*DATA PROVIDED*
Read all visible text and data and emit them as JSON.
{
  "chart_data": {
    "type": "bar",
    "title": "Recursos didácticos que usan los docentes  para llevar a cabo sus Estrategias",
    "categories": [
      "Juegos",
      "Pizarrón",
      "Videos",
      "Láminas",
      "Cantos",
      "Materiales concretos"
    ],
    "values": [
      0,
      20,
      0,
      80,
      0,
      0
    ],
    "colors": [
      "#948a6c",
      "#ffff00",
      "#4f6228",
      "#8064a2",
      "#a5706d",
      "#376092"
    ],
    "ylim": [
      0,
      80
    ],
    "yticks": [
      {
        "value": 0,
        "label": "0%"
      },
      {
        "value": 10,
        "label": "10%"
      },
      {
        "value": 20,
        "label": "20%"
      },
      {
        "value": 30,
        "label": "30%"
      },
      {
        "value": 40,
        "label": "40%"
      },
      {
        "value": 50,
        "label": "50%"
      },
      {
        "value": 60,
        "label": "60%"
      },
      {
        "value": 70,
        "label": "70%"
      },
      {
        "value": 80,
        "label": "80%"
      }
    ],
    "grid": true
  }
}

*WHAT YOU WILL DO*
Each line that contains the word "label" counts toward the total; give only that total.

*RESULT FOR THIS EXERCISE*
9